***** Provided data *****
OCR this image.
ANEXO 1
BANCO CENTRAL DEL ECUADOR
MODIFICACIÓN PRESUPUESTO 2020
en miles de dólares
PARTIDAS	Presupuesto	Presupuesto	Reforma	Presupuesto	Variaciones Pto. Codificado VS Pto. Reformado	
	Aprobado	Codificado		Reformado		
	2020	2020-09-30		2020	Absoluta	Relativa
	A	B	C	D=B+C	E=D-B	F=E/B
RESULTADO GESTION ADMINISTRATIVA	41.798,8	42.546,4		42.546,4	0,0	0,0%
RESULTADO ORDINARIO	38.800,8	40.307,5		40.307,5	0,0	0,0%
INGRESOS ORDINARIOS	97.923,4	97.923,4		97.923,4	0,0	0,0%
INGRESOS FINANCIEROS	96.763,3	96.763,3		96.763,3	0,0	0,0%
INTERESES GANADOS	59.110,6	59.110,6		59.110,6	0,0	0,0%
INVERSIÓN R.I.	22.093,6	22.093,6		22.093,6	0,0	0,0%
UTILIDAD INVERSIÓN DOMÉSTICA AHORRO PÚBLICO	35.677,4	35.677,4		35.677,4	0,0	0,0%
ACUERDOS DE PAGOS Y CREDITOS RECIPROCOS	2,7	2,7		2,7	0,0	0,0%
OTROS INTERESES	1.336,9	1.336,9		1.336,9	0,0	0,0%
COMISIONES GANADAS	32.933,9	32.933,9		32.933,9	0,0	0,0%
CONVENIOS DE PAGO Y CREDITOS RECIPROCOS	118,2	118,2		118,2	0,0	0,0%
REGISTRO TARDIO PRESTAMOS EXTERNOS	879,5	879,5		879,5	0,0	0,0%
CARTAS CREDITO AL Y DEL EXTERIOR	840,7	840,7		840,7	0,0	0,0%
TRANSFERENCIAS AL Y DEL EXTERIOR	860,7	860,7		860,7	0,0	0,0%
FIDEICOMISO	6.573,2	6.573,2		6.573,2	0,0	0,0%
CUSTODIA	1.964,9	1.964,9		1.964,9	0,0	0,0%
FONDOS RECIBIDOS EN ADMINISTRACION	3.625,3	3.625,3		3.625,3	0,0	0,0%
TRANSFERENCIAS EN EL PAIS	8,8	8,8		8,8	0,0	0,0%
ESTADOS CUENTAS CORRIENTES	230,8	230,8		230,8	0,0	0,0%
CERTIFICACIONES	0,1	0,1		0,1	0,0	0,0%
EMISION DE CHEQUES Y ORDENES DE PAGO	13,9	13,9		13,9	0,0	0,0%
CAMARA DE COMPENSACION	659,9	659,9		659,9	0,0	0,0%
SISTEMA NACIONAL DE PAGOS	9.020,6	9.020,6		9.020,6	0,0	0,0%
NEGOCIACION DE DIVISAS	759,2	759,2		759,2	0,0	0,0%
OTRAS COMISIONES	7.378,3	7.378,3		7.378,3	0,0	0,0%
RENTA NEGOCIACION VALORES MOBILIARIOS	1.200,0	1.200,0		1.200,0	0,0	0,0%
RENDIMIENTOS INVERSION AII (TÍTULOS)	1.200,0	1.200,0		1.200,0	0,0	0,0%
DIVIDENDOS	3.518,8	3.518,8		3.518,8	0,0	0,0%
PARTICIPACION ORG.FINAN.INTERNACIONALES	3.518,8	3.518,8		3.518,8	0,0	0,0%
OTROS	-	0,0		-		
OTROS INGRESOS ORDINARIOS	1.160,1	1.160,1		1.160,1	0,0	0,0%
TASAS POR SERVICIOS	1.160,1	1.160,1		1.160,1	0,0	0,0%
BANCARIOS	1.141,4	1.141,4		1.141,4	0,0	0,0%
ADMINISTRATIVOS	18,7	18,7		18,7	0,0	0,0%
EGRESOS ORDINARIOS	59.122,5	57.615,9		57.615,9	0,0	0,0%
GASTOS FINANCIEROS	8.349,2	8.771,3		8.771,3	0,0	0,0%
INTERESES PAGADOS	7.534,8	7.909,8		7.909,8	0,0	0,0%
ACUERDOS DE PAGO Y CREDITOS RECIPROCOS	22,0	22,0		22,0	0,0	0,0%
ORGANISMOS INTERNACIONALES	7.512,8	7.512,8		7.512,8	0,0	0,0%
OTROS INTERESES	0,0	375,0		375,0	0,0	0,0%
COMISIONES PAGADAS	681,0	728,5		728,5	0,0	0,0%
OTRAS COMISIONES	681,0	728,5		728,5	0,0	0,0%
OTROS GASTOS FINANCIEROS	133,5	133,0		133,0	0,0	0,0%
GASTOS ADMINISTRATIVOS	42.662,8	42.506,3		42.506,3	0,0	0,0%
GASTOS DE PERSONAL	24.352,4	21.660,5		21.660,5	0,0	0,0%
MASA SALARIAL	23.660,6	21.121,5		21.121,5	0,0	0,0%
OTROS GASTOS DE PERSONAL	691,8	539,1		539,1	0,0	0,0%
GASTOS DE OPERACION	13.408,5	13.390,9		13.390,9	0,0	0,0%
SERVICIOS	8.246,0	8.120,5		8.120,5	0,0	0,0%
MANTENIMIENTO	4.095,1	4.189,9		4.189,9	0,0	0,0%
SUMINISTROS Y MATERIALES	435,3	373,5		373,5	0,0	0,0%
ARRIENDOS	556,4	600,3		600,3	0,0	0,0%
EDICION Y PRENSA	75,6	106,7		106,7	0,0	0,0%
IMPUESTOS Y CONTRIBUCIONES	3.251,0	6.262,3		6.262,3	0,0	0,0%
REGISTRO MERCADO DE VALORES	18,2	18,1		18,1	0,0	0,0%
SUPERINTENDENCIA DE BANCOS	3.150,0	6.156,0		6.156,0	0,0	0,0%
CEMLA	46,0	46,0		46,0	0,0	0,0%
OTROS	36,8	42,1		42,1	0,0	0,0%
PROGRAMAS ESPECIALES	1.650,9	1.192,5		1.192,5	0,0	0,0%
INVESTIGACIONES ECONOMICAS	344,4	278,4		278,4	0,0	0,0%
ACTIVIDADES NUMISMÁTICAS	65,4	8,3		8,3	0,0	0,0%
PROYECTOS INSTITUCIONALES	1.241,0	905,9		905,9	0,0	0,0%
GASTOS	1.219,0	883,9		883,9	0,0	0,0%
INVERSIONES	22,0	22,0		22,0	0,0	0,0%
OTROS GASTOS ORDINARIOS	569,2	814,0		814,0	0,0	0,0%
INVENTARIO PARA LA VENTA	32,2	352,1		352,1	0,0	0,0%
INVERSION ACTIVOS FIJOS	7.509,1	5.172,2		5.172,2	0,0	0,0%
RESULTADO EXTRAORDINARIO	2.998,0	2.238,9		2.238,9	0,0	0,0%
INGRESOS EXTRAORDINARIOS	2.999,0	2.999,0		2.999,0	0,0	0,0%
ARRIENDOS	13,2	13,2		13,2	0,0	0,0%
*****
Collect from the data above every line that includes "TRANSFERENCIAS".

§ **Answer below**:
TRANSFERENCIAS AL Y DEL EXTERIOR	860,7	860,7		860,7	0,0	0,0%
TRANSFERENCIAS EN EL PAIS	8,8	8,8		8,8	0,0	0,0%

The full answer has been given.